[Items from a dataset]
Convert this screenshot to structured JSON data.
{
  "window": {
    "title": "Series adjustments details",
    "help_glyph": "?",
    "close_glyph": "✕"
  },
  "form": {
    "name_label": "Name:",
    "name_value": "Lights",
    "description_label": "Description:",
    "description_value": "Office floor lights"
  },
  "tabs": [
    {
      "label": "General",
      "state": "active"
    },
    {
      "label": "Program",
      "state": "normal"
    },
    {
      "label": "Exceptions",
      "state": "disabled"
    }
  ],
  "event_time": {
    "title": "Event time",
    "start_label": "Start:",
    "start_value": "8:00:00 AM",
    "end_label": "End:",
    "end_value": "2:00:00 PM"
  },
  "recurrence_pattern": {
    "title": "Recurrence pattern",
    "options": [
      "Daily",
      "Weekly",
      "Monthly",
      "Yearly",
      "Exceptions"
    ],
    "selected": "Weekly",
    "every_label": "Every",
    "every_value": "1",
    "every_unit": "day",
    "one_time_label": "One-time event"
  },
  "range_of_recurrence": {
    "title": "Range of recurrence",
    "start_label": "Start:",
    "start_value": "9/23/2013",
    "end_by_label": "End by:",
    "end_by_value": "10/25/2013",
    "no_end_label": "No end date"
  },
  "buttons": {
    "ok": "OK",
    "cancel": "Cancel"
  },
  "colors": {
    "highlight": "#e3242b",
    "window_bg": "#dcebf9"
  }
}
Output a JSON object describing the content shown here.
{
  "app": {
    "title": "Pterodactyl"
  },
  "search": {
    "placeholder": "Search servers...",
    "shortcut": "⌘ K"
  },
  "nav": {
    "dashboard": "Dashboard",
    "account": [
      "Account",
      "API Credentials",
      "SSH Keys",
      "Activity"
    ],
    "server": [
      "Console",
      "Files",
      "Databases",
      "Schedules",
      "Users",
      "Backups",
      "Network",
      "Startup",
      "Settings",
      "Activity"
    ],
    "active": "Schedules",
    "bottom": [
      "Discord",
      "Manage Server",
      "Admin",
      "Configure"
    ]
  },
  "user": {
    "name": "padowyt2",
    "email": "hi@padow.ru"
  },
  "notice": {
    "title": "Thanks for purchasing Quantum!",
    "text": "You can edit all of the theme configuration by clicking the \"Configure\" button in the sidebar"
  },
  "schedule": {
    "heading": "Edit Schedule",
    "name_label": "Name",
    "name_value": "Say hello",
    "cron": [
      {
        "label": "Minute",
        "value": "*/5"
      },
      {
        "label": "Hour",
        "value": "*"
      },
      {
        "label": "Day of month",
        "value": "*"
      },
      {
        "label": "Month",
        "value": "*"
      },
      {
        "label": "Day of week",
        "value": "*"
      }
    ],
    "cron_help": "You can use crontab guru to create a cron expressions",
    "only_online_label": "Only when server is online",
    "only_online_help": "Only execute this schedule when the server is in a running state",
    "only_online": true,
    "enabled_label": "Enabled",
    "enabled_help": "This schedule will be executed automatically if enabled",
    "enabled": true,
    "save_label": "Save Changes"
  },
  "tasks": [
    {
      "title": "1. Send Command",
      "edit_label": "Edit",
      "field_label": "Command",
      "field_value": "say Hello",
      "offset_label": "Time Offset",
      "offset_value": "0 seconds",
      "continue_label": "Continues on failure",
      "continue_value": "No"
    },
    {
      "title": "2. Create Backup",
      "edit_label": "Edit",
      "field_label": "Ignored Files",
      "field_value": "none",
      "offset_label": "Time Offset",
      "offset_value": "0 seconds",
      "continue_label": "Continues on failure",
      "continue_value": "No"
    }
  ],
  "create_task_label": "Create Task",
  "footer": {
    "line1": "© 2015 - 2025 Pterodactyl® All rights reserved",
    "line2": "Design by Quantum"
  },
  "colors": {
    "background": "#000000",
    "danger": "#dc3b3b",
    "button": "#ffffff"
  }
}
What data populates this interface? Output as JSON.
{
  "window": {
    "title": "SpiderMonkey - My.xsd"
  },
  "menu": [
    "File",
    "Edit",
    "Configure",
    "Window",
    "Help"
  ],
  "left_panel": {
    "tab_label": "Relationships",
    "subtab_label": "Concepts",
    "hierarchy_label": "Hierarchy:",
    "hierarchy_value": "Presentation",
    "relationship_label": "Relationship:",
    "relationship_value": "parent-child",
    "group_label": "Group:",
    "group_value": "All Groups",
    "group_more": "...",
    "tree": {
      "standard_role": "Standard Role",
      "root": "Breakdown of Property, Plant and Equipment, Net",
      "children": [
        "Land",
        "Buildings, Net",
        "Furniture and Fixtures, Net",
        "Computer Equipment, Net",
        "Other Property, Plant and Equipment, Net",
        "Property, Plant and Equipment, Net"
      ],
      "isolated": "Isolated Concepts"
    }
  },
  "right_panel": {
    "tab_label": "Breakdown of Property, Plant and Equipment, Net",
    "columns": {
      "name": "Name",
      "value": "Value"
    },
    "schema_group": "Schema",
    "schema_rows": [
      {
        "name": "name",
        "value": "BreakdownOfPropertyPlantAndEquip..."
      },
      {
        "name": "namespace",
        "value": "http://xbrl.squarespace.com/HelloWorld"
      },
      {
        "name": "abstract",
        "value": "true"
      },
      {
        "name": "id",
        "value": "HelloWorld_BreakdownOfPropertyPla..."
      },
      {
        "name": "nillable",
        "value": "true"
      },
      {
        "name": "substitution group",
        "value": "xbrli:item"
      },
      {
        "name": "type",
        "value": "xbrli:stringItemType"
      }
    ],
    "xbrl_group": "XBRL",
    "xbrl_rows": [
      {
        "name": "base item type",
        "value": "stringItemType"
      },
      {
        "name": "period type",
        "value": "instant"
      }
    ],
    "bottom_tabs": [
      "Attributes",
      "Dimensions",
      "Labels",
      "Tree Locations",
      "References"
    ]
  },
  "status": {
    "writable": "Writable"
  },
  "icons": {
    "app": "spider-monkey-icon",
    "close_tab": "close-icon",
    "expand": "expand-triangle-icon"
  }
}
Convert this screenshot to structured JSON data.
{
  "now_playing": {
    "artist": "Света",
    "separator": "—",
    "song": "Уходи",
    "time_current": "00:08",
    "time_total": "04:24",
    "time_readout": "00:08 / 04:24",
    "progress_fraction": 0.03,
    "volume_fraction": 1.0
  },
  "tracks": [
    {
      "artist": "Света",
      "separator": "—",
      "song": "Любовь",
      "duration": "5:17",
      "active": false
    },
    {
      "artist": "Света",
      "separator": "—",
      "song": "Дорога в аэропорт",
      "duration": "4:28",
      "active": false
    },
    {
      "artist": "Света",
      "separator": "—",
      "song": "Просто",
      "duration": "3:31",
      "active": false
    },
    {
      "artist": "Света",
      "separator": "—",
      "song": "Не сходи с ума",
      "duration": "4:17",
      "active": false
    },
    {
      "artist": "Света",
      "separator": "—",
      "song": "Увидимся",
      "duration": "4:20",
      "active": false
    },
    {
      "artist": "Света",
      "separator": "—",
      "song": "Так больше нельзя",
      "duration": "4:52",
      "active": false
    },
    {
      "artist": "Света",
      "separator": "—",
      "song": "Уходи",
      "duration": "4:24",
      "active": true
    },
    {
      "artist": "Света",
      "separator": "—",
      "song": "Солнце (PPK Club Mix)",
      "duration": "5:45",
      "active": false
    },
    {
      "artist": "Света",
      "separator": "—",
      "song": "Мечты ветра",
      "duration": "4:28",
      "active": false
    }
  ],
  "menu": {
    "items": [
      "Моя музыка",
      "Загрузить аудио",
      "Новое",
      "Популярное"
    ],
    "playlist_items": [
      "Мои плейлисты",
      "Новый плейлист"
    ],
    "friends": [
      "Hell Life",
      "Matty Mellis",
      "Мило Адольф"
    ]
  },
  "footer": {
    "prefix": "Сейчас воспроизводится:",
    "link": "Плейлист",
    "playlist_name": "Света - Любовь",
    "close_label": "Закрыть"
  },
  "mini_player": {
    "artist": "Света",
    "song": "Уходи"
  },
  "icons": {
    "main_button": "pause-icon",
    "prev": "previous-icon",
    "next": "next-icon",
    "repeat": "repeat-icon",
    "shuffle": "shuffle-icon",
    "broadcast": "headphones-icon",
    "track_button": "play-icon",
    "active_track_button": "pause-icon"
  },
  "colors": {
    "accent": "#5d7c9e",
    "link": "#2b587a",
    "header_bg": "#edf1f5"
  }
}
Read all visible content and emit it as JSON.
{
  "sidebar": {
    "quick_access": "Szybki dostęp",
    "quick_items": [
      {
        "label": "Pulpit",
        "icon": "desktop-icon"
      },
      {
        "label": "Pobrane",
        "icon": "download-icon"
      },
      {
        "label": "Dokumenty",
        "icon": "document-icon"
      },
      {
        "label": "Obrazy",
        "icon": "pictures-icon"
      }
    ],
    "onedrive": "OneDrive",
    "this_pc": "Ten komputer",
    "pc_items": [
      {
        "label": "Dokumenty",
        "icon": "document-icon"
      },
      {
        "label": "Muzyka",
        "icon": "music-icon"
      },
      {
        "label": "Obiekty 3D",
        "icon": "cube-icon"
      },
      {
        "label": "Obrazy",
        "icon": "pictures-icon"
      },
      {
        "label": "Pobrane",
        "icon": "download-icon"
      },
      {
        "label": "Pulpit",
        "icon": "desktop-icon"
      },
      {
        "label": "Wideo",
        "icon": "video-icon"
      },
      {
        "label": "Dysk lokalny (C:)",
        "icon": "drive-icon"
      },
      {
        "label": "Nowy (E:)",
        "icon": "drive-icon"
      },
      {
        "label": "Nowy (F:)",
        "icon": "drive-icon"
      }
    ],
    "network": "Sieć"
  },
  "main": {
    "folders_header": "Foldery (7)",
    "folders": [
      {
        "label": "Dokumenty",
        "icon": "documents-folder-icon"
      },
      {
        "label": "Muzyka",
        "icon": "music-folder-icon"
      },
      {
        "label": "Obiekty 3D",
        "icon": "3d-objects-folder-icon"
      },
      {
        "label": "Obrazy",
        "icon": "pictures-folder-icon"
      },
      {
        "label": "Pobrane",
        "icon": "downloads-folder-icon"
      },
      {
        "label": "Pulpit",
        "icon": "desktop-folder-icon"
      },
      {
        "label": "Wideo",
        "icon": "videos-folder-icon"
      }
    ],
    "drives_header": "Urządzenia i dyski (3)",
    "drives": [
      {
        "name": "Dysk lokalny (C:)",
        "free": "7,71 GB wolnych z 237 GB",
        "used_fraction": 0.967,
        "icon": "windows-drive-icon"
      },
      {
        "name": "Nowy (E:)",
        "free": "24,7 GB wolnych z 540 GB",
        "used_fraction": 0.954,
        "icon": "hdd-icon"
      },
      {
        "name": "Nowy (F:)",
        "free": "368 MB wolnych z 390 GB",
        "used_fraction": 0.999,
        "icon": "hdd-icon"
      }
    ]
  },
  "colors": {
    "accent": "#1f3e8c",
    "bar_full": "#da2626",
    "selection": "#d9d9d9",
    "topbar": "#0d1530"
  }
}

_Short task:_
Check each line of the records for the word "content" and extract those that contain it.

_Output:_
Output a JSON object describing the content shown here.
Read all visible content and emit it as JSON.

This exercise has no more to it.